*Ejercicios propuestos:*
**a)** Enumera todas las preguntas con que comienza la reseña del libro de cuentos de Neil Gaiman.
**b)** Copia de la reseña el fragmento comprendido entre "La ingesta de" y "poeta de cuarta.", ambos incluidos.

*Texto de referencia:*
============

¿Sabe usted que existen unas criaturas nauseabundas, que se disfrazan de muchachas o de niños, y convierten a sus víctimas en un sonajero de huesos? ¿Se enteró de que Sherlock Holmes descubrió el secreto de la inmortalidad o de que el Doctor Who evitó por un pelo que los Kim, solitaria entidad múltiple escindida de la creación, controlaran el universo? ¿Le advirtieron sobre el síndrome de Jerusalén? ¿Oyó de los efectos tremendos de una tintura naranja llegada desde la India? ¿Conoce el conjuro contra la curiosidad? ¿Alguien le explicó por qué se retiraron de circulación los automóviles voladores? Si la respuesta a cada una de estas cuestiones palpitantes es "no", debería leer un fascinante libro de cuentos de Neil Gaiman (Porchester, 1960) que acaba de llegar a la Argentina.
Para quien no lo conozca, digamos que Gaiman es un autor de culto, con una extraordinaria versatilidad y una imaginación a la que ya es un lugar común calificar de "portentosa". Ha hecho una distinguida -y multipremiada- contribución a la literatura infantil y al mundo de las historietas. Se considera a The Sandman -su creación más alabada- como un cómic extraordinario. Sus novelas encabezan listas de bestsellers y han llegado a Hollywood. Tiene su propio personaje en Los Simpson. Vive en Minneapolis con la cantante Amanda Palmer, su segunda esposa.
La ingesta de Material sensible (Salamandra, 396 páginas) demuestra que Gaiman, sin ser un gran estilista, considera que la manera de contar una historia es tan importante como la historia en sí misma. Encontramos aquí, por ejemplo, una eficaz composición relatada en forma de respuestas a un cuestionario periodístico. "Un calendario de cuentos" integra doce escritos, uno para cada día del año, algunos muy bellos. Encontramos por doquier sutilezas, referencias cultas y un delicioso toque de humor negro. Del tercer libro de narraciones breves de Gaiman (casi todas publicadas en otro lado) se desprende también que es un prologuista regular y, ¡ay!, un poeta de cuarta.

============

*Entradas proporcionadas:*
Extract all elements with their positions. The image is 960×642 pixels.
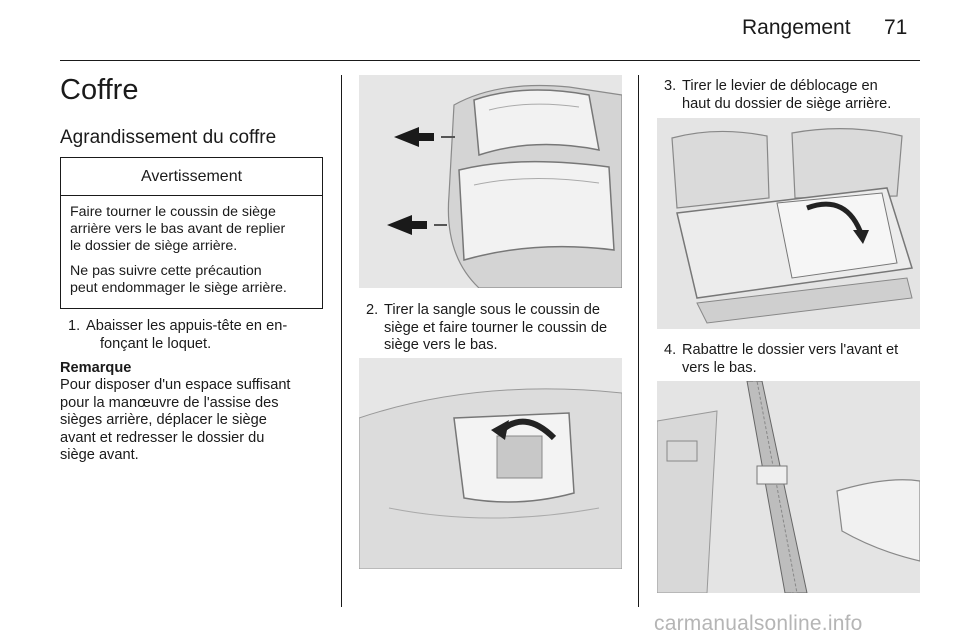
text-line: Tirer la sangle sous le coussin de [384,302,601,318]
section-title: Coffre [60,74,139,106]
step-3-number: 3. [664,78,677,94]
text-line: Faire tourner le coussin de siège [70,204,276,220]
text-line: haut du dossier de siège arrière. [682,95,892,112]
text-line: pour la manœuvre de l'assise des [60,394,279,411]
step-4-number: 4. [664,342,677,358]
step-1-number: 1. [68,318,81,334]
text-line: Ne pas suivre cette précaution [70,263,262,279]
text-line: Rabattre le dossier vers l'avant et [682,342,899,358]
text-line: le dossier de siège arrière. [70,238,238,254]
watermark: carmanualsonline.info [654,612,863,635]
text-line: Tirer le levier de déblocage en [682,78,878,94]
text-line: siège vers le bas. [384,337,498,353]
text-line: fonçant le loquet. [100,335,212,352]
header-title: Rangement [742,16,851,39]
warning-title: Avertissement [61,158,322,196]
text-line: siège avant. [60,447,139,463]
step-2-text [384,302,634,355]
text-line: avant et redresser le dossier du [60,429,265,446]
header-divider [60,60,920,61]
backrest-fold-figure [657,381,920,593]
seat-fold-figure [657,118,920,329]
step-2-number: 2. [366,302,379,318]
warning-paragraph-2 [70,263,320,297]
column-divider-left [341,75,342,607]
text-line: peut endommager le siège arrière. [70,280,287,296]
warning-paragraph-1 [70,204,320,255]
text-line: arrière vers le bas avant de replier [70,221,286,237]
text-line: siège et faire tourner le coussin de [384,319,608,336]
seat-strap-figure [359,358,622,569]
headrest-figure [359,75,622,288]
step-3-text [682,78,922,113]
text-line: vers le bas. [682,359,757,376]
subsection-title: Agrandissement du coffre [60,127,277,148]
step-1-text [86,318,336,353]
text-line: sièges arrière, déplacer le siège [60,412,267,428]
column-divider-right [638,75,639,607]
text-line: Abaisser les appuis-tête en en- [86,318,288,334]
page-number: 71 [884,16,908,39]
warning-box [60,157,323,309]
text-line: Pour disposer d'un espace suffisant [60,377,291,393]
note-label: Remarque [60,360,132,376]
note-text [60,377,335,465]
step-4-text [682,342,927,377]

============

*Soluciones:*
**a)**
1. ¿Sabe usted que existen unas criaturas nauseabundas, que se disfrazan de muchachas o de niños, y convierten a sus víctimas en un sonajero de huesos?
2. ¿Se enteró de que Sherlock Holmes descubrió el secreto de la inmortalidad o de que el Doctor Who evitó por un pelo que los Kim, solitaria entidad múltiple escindida de la creación, controlaran el universo?
3. ¿Le advirtieron sobre el síndrome de Jerusalén?
4. ¿Oyó de los efectos tremendos de una tintura naranja llegada desde la India?
5. ¿Conoce el conjuro contra la curiosidad?
6. ¿Alguien le explicó por qué se retiraron de circulación los automóviles voladores?

**b)**
La ingesta de Material sensible (Salamandra, 396 páginas) demuestra que Gaiman, sin ser un gran estilista, considera que la manera de contar una historia es tan importante como la historia en sí misma. Encontramos aquí, por ejemplo, una eficaz composición relatada en forma de respuestas a un cuestionario periodístico. "Un calendario de cuentos" integra doce escritos, uno para cada día del año, algunos muy bellos. Encontramos por doquier sutilezas, referencias cultas y un delicioso toque de humor negro. Del tercer libro de narraciones breves de Gaiman (casi todas publicadas en otro lado) se desprende también que es un prologuista regular y, ¡ay!, un poeta de cuarta.